Problem description
Could every line of the data be printed exactly as it reads?
───── Raw data ─────
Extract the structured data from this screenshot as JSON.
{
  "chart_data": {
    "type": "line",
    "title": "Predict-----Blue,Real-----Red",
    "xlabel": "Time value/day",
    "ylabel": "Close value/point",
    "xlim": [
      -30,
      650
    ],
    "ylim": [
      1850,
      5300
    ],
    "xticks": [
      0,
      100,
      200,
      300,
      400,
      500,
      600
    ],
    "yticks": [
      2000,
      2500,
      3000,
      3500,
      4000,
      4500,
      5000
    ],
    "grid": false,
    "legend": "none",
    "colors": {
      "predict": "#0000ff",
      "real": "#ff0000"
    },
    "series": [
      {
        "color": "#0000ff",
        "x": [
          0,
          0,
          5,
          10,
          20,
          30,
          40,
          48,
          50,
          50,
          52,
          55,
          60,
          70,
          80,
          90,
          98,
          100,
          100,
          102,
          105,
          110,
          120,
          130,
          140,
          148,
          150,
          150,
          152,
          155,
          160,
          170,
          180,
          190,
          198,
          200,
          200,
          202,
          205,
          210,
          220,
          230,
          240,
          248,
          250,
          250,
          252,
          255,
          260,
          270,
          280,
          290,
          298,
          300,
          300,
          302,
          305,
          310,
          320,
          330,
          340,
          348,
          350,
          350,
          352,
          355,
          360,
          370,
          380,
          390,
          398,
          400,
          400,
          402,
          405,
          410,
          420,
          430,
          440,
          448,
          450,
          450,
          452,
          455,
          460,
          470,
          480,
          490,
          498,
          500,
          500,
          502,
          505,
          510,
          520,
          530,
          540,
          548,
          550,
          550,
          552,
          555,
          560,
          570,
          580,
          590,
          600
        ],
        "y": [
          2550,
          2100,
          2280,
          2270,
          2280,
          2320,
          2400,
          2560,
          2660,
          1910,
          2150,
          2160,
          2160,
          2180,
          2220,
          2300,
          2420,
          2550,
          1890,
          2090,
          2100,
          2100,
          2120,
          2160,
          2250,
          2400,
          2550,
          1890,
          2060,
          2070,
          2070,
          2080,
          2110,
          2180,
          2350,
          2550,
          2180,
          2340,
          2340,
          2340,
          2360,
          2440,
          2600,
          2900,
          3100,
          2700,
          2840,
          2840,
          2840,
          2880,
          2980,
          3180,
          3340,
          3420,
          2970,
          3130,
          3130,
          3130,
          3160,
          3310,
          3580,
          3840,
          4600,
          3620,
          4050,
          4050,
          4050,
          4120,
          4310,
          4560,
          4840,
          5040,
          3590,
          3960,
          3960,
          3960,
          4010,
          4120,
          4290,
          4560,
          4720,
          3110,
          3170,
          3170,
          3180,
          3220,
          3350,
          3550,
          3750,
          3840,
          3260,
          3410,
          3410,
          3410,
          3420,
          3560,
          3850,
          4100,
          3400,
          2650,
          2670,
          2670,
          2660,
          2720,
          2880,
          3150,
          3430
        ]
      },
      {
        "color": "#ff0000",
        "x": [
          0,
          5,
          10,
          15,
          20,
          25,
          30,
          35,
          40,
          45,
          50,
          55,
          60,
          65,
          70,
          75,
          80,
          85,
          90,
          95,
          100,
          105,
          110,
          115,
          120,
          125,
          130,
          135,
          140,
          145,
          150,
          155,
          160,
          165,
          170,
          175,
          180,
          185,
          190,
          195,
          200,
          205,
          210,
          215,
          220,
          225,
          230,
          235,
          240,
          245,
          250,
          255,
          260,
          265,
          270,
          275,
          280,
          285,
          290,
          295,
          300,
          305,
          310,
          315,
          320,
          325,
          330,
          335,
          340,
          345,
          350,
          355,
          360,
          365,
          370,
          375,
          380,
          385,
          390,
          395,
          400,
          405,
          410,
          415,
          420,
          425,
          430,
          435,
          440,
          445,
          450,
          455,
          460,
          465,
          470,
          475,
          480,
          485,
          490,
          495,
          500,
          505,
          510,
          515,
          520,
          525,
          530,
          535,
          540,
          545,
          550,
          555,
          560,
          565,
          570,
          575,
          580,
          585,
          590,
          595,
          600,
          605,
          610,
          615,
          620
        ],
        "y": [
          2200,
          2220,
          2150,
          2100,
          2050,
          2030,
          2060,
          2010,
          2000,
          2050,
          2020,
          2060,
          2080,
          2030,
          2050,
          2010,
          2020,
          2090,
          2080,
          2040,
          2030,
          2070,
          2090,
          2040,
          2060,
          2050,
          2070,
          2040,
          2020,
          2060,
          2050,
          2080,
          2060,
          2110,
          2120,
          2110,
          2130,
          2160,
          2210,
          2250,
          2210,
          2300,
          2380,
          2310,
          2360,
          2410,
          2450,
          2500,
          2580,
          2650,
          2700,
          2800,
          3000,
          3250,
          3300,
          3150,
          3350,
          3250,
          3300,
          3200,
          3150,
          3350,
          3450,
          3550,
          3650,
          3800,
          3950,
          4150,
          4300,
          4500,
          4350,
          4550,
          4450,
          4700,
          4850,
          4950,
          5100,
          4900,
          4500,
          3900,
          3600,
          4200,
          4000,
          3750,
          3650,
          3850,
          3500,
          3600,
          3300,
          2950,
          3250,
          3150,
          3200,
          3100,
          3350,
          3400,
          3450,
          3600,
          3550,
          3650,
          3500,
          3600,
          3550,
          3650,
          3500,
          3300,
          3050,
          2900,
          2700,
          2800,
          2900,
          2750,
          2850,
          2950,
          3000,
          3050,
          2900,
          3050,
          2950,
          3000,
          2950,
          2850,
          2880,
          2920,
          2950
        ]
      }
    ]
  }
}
─────
Problem solution
Extract the structured data from this screenshot as JSON.
{
  "chart_data": {
    "type": "line",
    "title": "Predict-----Blue,Real-----Red",
    "xlabel": "Time value/day",
    "ylabel": "Close value/point",
    "xlim": [
      -30,
      650
    ],
    "ylim": [
      1850,
      5300
    ],
    "xticks": [
      0,
      100,
      200,
      300,
      400,
      500,
      600
    ],
    "yticks": [
      2000,
      2500,
      3000,
      3500,
      4000,
      4500,
      5000
    ],
    "grid": false,
    "legend": "none",
    "colors": {
      "predict": "#0000ff",
      "real": "#ff0000"
    },
    "series": [
      {
        "color": "#0000ff",
        "x": [
          0,
          0,
          5,
          10,
          20,
          30,
          40,
          48,
          50,
          50,
          52,
          55,
          60,
          70,
          80,
          90,
          98,
          100,
          100,
          102,
          105,
          110,
          120,
          130,
          140,
          148,
          150,
          150,
          152,
          155,
          160,
          170,
          180,
          190,
          198,
          200,
          200,
          202,
          205,
          210,
          220,
          230,
          240,
          248,
          250,
          250,
          252,
          255,
          260,
          270,
          280,
          290,
          298,
          300,
          300,
          302,
          305,
          310,
          320,
          330,
          340,
          348,
          350,
          350,
          352,
          355,
          360,
          370,
          380,
          390,
          398,
          400,
          400,
          402,
          405,
          410,
          420,
          430,
          440,
          448,
          450,
          450,
          452,
          455,
          460,
          470,
          480,
          490,
          498,
          500,
          500,
          502,
          505,
          510,
          520,
          530,
          540,
          548,
          550,
          550,
          552,
          555,
          560,
          570,
          580,
          590,
          600
        ],
        "y": [
          2550,
          2100,
          2280,
          2270,
          2280,
          2320,
          2400,
          2560,
          2660,
          1910,
          2150,
          2160,
          2160,
          2180,
          2220,
          2300,
          2420,
          2550,
          1890,
          2090,
          2100,
          2100,
          2120,
          2160,
          2250,
          2400,
          2550,
          1890,
          2060,
          2070,
          2070,
          2080,
          2110,
          2180,
          2350,
          2550,
          2180,
          2340,
          2340,
          2340,
          2360,
          2440,
          2600,
          2900,
          3100,
          2700,
          2840,
          2840,
          2840,
          2880,
          2980,
          3180,
          3340,
          3420,
          2970,
          3130,
          3130,
          3130,
          3160,
          3310,
          3580,
          3840,
          4600,
          3620,
          4050,
          4050,
          4050,
          4120,
          4310,
          4560,
          4840,
          5040,
          3590,
          3960,
          3960,
          3960,
          4010,
          4120,
          4290,
          4560,
          4720,
          3110,
          3170,
          3170,
          3180,
          3220,
          3350,
          3550,
          3750,
          3840,
          3260,
          3410,
          3410,
          3410,
          3420,
          3560,
          3850,
          4100,
          3400,
          2650,
          2670,
          2670,
          2660,
          2720,
          2880,
          3150,
          3430
        ]
      },
      {
        "color": "#ff0000",
        "x": [
          0,
          5,
          10,
          15,
          20,
          25,
          30,
          35,
          40,
          45,
          50,
          55,
          60,
          65,
          70,
          75,
          80,
          85,
          90,
          95,
          100,
          105,
          110,
          115,
          120,
          125,
          130,
          135,
          140,
          145,
          150,
          155,
          160,
          165,
          170,
          175,
          180,
          185,
          190,
          195,
          200,
          205,
          210,
          215,
          220,
          225,
          230,
          235,
          240,
          245,
          250,
          255,
          260,
          265,
          270,
          275,
          280,
          285,
          290,
          295,
          300,
          305,
          310,
          315,
          320,
          325,
          330,
          335,
          340,
          345,
          350,
          355,
          360,
          365,
          370,
          375,
          380,
          385,
          390,
          395,
          400,
          405,
          410,
          415,
          420,
          425,
          430,
          435,
          440,
          445,
          450,
          455,
          460,
          465,
          470,
          475,
          480,
          485,
          490,
          495,
          500,
          505,
          510,
          515,
          520,
          525,
          530,
          535,
          540,
          545,
          550,
          555,
          560,
          565,
          570,
          575,
          580,
          585,
          590,
          595,
          600,
          605,
          610,
          615,
          620
        ],
        "y": [
          2200,
          2220,
          2150,
          2100,
          2050,
          2030,
          2060,
          2010,
          2000,
          2050,
          2020,
          2060,
          2080,
          2030,
          2050,
          2010,
          2020,
          2090,
          2080,
          2040,
          2030,
          2070,
          2090,
          2040,
          2060,
          2050,
          2070,
          2040,
          2020,
          2060,
          2050,
          2080,
          2060,
          2110,
          2120,
          2110,
          2130,
          2160,
          2210,
          2250,
          2210,
          2300,
          2380,
          2310,
          2360,
          2410,
          2450,
          2500,
          2580,
          2650,
          2700,
          2800,
          3000,
          3250,
          3300,
          3150,
          3350,
          3250,
          3300,
          3200,
          3150,
          3350,
          3450,
          3550,
          3650,
          3800,
          3950,
          4150,
          4300,
          4500,
          4350,
          4550,
          4450,
          4700,
          4850,
          4950,
          5100,
          4900,
          4500,
          3900,
          3600,
          4200,
          4000,
          3750,
          3650,
          3850,
          3500,
          3600,
          3300,
          2950,
          3250,
          3150,
          3200,
          3100,
          3350,
          3400,
          3450,
          3600,
          3550,
          3650,
          3500,
          3600,
          3550,
          3650,
          3500,
          3300,
          3050,
          2900,
          2700,
          2800,
          2900,
          2750,
          2850,
          2950,
          3000,
          3050,
          2900,
          3050,
          2950,
          3000,
          2950,
          2850,
          2880,
          2920,
          2950
        ]
      }
    ]
  }
}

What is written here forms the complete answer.